Cómo Orientalista: Telemundo’s El Clon, Part I and II
Cómo Orientalista: Telemundo’s El Clon, Part I
By Sister Diana
Muslimah Media Watch
April 21st, 2010
Spanish soap operas (telenovelas) are just like any other serial dramas, with all the conventional characteristics: star -crossed lovers, dramatic music, a flair for the outrageous and a seemingly never-ending plot.
This is exactly what can be expected from Telemundo’s telenovela, El Clon (The Clone). A remake of a Brazilian soap opera that aired in 2001 and 2002 titled O Clone, this Spanish-language telenovela is targeted at the U.S.’s Spanish speaking market. However, what is unexpected is the drama’s lengthy commentary on Islam (although, this seems to be a common theme in soap operas these days).
Not withholding any stereotypes, El Clon lays it on thick with the usual suspects: the controlling, abusive Muslim man (albeit without the turban and dark, hairy features); the helpless Muslim girl longing to escape oppression; the love interest, who is gasp not Muslim; men smoking shisha in tents while being entertained by belly dancers; and, of course, the hyper-sexualization of the Muslim woman.
Although El Clon has many characters with different stories, the main story of interest is that of protagonist Jade, who is played by Spanish actress Sandra Echeverria. Here is a brief summary of events so far: Jade, an Arab Muslim woman living in Miami, Florida, moves to Morocco to live with her Uncle Ali after the sudden death of her mother. Abhorred by his niece’s western ways, Ali compels Jade to read Qur’an and get married as soon as possible to Said, a man she does not know. Jade, however, is in love with a young man, named Lucas, who came to visit her Uncle’s house and who saw her, mistakenly, while exploring Ali’s home. Jade tries numerous times to escape with Lucas, but she is eventually forced to marry Said and accept her destiny.

DATA TO USE
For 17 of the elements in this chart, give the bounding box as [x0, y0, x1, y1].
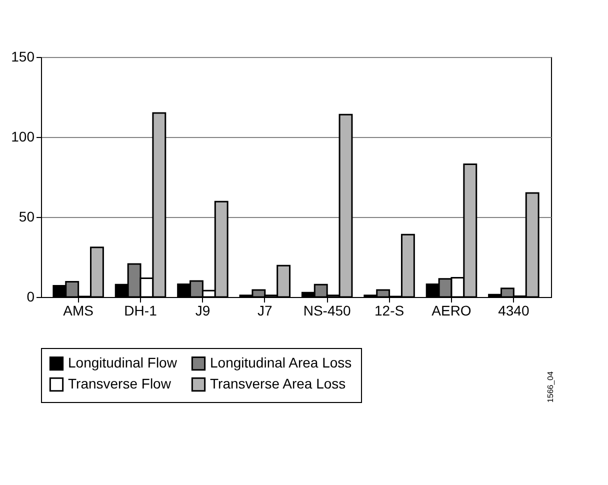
x-tick-label: J7: [258, 302, 273, 318]
x-tick-label: J9: [195, 302, 210, 318]
y-tick-label: 50: [18, 208, 35, 224]
y-tick-label: 100: [11, 128, 35, 144]
text: 1566_04: [546, 370, 555, 403]
x-tick-label: AMS: [63, 302, 94, 318]
x-tick-label: 12-S: [374, 302, 404, 318]
legend-label: Longitudinal Area Loss: [210, 354, 352, 371]
x-tick-label: DH-1: [124, 302, 158, 318]
y-tick-label: 0: [26, 288, 35, 304]
legend-label: Longitudinal Flow: [68, 354, 178, 371]
legend-label: Transverse Area Loss: [210, 376, 346, 392]
legend-label: Transverse Flow: [68, 376, 172, 392]
y-tick-label: 150: [11, 48, 35, 64]
x-tick-label: NS-450: [303, 302, 352, 318]
x-tick-label: 4340: [498, 302, 530, 318]
x-tick-label: AERO: [432, 302, 472, 318]
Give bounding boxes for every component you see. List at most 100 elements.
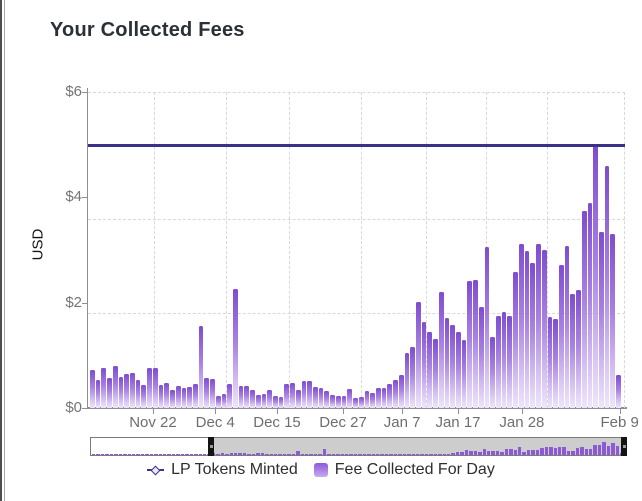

TASK LIST
**1)** Reproduce every one of the rows that follow the article on El Clon, word for word, and leave the pictures out.
**2)** Continue the article on El Clon after its last sentence.

RESULTS OF THE TASKS
**1)**
For 17 of the elements in this chart, give the bounding box as [x0, y0, x1, y1].
x-tick-label: J7: [258, 302, 273, 318]
x-tick-label: J9: [195, 302, 210, 318]
y-tick-label: 50: [18, 208, 35, 224]
y-tick-label: 100: [11, 128, 35, 144]
text: 1566_04: [546, 370, 555, 403]
x-tick-label: AMS: [63, 302, 94, 318]
x-tick-label: 12-S: [374, 302, 404, 318]
legend-label: Longitudinal Area Loss: [210, 354, 352, 371]
x-tick-label: DH-1: [124, 302, 158, 318]
y-tick-label: 0: [26, 288, 35, 304]
legend-label: Longitudinal Flow: [68, 354, 178, 371]
legend-label: Transverse Area Loss: [210, 376, 346, 392]
legend-label: Transverse Flow: [68, 376, 172, 392]
y-tick-label: 150: [11, 48, 35, 64]
x-tick-label: NS-450: [303, 302, 352, 318]
x-tick-label: 4340: [498, 302, 530, 318]
x-tick-label: AERO: [432, 302, 472, 318]
Give bounding boxes for every component you see. List at most 100 elements.

**2)**
The opening credits of the show establish a theme. Jade and other women are seen belly dancing in a harem-like setting, then all of a sudden the costumes and scene change and they are dancing with men in a crowded Miami club. The music continues as she moves between these two worlds, creating a contrast between “East” and “West,” Islam and the “Modern World.”
The characters’ speech and actions reinforce this perceived dichotomy. In a conversation between Lucas and his godfather, his godfather says, “For us love is very natural, but for Muslims it is not. Here the women are not in love, they are in the house.” They even show that two men, one from America and one from Morocco, differ in their views regarding respecting women. For example, at one point Lucas says to Ali, “You are able to take four wives at a time. Where is the respect in that?” Ali replies, “Yes, we are allowed to take four wives, but only if you are able to maintain all of them and if you know your wives and if all four have the same rights. You guys only recognize one legitimate wife, but you have as many (women) as you want in secret and you say that you respect women more than us.”
This conflict between Islamic values and the “Western world” continues throughout the show as covered Muslim women are juxtaposed against scantily clad American women. Even though Jade is an American Muslim woman, the show depicts her as an “other” in American society. She is therefore categorized simply as a Muslim woman, allowing her character to be placed in the middle of this conflict. In one scene, Jade is sitting at a bus stop wearing a loose hijab and the image directly behind her is an advertisement featuring a woman in lingerie. Almost every American woman pictured on the show has an exaggerated air of sexual liberation, assumingly to show American women in sharp contrast to Muslim women.
This is not to say that the Muslim women on the show are always covered up and devoid of sexuality. On the contrary! It seems like owning a belly dancing costume and knowing how to belly dance are criteria for Muslim women. The show portrays Muslim women as only able to act freely within woman-only spaces or when doing so in service to men their husbands or otherwise.
In the show, belly dancers come to dance at Ali’s home for Ali, Said, and Said’s uncle. The constant depiction of Jade and Latiffa (Jade’s cousin) as overtly sexual in private while maintaining a public image that is void of any sexuality lends itself to the never-ending mantra of the “exotic” and “sensual” Muslim woman and the fantasies of what’s “under the veil.”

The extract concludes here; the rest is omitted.